[Exercise prompt]
Output the part of the heritage passage from "This research contributes" to "diverse global contexts.", copied exactly.

[Given text]
Yet, heritage cannot be seen as neutral. At its core, heritage is politicized and contested across temporal, spatial, cultural–economic, and public–private axes [25,76]. As Smith and Akagawa [6] argue, conflict and identity politics are inherent to heritage. This implies that even when heritage is framed by national policies, it is frequently managed at the local level, where tensions between “official” narratives and local historical knowledge, national identity and everyday sociocultural practices, and bureaucratic priorities and citizenship rights become most visible [77]. The contested character of heritage reinforces the necessity of civic engagement, participatory planning, and inclusive governance, which have become central to international declarations on sustainable urban development. However, genuine inclusivity requires attention to conflict, negotiation, and power relations. Different modes of participation—ranging from informative to transformative—produce distinct outcomes in terms of knowledge sharing, decision-making, and the redistribution of power [78]. Importantly, participatory heritage practices remain deeply dependent on local contexts and shifting configurations of governance, and thus require a critical assessment of what forms of participation are pursued and whose interests they serve [79].
These dynamics become even more complex in contexts where international agencies and donors play a significant role. While UNESCO, the World Bank, the European Commission, and other actors often advocate for community empowerment, local activists and citizens in cities—particularly in the Global South—frequently remain the weakest link in decision-making. Procedural and discursive aspects of participation can be critical, and tensions often arise over whose cultural identity and social, political, and ecological values are prioritized in heritage management.
Against this backdrop, the analysis of cultural event programs such as Capitals of Culture illustrates both opportunities for urban regeneration and risks of gentrification, commodification, and sociocultural exclusion. These findings emphasize the need for deliberate, context-sensitive planning instruments that address the political, contested, and power-laden character of heritage while embedding it sustainably within urban policy frameworks.
This research contributes to the field by situating heritage not merely as a static asset to be preserved, but as a dynamic “common good” and a catalyst for social cohesion, economic resilience, and environmental sustainability. Integrating value-based, people-centered approaches provides a conceptual and practical blueprint for navigating the complexity of heritage-led urban development in diverse global contexts.
The following discussion is organized into two key subsections that further elaborate on the implications of this research. The first addresses the persistent gap between policy and practice, highlighting examples where CH is either well integrated or overlooked in urban development strategies. The second explores the main challenges and risks associated with implementing the HUL approach, focusing on governance, professional capacity, socio-economic impacts, and environmental vulnerabilities. Together, these sections contextualize the opportunities and limitations of heritage-led urban sustainability in contemporary practice.

[Excerpted records]

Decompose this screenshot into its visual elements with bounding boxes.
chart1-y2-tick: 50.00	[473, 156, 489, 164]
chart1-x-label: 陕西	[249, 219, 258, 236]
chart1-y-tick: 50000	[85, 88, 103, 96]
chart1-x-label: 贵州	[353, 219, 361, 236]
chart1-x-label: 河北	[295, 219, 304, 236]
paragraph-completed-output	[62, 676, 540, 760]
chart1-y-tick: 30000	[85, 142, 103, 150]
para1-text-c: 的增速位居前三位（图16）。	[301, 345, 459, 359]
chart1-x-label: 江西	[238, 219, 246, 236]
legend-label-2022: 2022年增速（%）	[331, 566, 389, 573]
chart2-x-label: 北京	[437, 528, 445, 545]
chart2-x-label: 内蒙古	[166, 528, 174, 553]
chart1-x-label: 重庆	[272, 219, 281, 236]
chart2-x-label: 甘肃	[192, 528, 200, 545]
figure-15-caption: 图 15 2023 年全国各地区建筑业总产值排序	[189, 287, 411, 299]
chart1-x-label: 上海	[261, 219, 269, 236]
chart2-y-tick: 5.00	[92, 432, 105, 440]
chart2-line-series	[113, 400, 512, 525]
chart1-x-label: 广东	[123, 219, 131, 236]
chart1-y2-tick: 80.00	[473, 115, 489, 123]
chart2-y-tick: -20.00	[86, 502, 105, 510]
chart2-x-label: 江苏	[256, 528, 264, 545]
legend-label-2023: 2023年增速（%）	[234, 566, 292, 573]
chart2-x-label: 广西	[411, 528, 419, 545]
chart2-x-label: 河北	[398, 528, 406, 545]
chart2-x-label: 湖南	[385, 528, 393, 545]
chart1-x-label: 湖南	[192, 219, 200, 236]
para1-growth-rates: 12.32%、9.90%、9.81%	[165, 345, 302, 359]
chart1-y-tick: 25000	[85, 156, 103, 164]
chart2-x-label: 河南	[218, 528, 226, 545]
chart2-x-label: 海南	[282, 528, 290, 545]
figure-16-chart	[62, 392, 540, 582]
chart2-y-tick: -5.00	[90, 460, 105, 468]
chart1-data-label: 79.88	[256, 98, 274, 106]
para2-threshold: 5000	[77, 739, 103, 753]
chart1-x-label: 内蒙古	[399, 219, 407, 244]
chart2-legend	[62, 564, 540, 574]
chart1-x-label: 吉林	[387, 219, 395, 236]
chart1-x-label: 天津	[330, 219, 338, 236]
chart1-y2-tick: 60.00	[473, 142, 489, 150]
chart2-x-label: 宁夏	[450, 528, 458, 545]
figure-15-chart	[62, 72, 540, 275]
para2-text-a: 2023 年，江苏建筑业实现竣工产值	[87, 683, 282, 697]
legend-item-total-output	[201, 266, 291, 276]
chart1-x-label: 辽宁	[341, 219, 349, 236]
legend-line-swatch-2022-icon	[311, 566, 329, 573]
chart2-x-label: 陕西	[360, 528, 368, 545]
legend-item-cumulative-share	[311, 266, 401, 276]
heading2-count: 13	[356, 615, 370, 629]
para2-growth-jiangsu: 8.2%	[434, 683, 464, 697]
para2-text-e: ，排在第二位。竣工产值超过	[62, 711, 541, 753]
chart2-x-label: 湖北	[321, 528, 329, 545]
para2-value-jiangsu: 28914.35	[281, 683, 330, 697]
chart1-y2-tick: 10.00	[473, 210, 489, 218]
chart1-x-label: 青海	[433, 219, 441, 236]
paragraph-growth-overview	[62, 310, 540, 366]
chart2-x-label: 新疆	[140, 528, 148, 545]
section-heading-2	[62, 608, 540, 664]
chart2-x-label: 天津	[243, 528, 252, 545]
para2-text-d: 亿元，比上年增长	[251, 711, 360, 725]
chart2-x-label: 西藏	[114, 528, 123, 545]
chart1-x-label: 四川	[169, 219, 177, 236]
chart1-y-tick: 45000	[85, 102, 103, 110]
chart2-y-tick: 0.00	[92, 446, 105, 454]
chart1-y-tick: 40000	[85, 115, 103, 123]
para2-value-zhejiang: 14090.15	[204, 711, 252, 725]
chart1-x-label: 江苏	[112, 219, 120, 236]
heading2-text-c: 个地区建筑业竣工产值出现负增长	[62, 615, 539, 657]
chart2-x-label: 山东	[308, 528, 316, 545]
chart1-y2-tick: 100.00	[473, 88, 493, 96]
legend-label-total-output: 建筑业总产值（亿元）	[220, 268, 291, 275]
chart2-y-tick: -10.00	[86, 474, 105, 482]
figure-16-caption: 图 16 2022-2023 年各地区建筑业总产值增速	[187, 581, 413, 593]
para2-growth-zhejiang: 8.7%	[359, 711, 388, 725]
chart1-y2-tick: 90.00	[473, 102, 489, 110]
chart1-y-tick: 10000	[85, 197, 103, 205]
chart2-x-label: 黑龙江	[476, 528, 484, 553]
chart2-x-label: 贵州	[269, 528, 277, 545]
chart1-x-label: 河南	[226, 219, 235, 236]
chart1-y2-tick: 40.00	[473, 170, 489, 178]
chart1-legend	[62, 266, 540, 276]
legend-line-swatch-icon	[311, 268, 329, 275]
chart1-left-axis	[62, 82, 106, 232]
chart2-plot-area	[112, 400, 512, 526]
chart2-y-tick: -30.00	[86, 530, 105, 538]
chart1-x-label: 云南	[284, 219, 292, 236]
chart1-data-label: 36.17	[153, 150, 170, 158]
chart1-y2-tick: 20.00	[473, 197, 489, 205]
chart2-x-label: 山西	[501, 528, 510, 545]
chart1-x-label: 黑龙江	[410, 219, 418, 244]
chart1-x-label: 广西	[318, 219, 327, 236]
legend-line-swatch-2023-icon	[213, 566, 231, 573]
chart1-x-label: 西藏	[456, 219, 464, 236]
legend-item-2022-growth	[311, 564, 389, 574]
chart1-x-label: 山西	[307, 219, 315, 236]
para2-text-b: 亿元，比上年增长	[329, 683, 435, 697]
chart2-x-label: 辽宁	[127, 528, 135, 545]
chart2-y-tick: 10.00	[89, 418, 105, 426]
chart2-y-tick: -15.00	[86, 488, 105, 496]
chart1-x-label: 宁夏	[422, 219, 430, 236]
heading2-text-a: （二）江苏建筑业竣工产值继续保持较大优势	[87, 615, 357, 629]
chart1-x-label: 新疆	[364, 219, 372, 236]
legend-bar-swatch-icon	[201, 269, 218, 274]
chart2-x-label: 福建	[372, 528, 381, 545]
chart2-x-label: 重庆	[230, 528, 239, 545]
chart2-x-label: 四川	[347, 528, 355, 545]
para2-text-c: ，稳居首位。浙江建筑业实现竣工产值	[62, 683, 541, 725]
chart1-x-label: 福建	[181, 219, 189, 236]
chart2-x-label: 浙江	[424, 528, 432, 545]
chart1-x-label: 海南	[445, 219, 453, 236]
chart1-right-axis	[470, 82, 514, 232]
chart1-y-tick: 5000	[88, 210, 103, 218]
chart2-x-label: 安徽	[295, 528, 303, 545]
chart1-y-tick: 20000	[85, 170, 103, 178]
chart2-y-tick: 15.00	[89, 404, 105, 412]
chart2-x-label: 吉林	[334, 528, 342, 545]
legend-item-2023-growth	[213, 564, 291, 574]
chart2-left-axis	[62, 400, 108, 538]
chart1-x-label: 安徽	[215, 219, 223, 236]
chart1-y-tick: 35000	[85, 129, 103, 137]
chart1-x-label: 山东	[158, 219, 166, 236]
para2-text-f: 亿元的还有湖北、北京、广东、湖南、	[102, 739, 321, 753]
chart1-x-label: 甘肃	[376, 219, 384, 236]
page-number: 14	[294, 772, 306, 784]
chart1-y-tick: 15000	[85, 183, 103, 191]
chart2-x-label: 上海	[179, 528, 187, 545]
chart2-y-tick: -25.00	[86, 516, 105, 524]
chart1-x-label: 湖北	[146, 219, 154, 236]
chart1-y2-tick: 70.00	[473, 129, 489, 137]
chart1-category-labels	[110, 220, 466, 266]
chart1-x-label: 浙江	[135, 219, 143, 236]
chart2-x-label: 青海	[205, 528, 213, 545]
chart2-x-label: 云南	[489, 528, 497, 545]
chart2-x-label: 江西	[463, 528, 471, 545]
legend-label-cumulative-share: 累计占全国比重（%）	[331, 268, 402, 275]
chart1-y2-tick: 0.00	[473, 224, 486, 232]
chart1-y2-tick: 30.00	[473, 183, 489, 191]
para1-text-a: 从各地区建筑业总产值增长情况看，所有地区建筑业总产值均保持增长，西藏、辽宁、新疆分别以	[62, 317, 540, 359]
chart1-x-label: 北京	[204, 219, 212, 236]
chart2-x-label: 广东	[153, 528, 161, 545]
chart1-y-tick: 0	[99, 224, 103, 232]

[Your solution]
This research contributes to the field by situating heritage not merely as a static asset to be preserved, but as a dynamic “common good” and a catalyst for social cohesion, economic resilience, and environmental sustainability. Integrating value-based, people-centered approaches provides a conceptual and practical blueprint for navigating the complexity of heritage-led urban development in diverse global contexts.